§ **SOURCE EXTRACT**
Pm Tips Hospital Control

The Age

Saturday September 29, 2007

Annabel Stafford, Canberra

PRIME Minister John Howard has hinted that a Coalition Government could take greater control of public hospitals as the political fallout continues over a Sydney woman's miscarriage in the emergency room toilets at a NSW hospital.

The Coalition continued to blame the NSW Labor Government for the problems at the Royal North Shore Hospital, where Jana Horska miscarried, despite criticisms it has used her trauma for its own political advantage.

As health continued to build as a key election issue, Mr Howard echoed his Health Minister, Tony Abbott, saying voters who wanted to see how federal Labor might run things should look at how state Labor ran them. He also said "the reputation of the NSW Labor Government in running hospitals is appalling".

Opposition Leader Kevin Rudd has promised to move towards a Commonwealth takeover of hospitals if the states do not agree to improve the way they are run.

While the Government was attending to public hospitals, another health issue was gathering steam yesterday, with rural doctors and the Australian Medical Association planning to call for higher pay for those practising in the bush.

[Saved data entries]
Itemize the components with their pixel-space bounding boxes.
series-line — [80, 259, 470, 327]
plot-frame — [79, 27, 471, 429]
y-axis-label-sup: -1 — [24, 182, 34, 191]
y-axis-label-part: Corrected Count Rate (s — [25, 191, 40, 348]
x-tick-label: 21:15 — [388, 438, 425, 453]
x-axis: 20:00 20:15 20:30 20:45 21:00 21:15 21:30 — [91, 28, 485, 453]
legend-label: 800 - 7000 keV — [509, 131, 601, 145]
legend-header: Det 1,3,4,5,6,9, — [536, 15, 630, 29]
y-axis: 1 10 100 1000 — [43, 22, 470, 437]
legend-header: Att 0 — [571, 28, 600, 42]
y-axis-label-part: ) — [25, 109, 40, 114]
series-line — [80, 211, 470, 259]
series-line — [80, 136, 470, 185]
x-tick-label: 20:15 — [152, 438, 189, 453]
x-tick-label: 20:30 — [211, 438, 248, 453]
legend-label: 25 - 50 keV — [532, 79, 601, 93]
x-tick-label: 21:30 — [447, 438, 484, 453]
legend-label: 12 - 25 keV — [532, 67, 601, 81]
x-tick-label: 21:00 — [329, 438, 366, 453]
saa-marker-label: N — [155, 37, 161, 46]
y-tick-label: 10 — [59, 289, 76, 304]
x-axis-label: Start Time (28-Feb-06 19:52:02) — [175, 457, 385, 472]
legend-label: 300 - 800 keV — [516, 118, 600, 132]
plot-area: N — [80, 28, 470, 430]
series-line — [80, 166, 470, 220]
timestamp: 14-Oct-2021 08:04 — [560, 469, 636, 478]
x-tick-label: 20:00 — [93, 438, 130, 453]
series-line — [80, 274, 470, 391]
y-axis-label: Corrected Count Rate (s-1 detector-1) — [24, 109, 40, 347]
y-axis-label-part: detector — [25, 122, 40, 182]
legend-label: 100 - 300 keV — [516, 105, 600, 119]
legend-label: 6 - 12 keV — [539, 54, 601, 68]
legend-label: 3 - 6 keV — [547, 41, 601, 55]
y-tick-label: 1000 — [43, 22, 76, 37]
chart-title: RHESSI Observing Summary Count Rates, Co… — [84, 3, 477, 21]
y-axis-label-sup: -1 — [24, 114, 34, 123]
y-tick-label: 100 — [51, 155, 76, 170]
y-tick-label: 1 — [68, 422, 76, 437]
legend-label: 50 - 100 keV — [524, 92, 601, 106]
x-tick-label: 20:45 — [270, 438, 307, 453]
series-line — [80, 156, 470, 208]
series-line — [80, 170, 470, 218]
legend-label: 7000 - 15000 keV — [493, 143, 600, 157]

§ **TO DO**
Write out the news article on hospital control in full, with every line as it appears. The rows have nothing to do with this.

§ **RESULT BELOW**
Pm Tips Hospital Control

The Age

Saturday September 29, 2007

Annabel Stafford, Canberra

PRIME Minister John Howard has hinted that a Coalition Government could take greater control of public hospitals as the political fallout continues over a Sydney woman's miscarriage in the emergency room toilets at a NSW hospital.

The Coalition continued to blame the NSW Labor Government for the problems at the Royal North Shore Hospital, where Jana Horska miscarried, despite criticisms it has used her trauma for its own political advantage.

As health continued to build as a key election issue, Mr Howard echoed his Health Minister, Tony Abbott, saying voters who wanted to see how federal Labor might run things should look at how state Labor ran them. He also said "the reputation of the NSW Labor Government in running hospitals is appalling".

Opposition Leader Kevin Rudd has promised to move towards a Commonwealth takeover of hospitals if the states do not agree to improve the way they are run.

While the Government was attending to public hospitals, another health issue was gathering steam yesterday, with rural doctors and the Australian Medical Association planning to call for higher pay for those practising in the bush.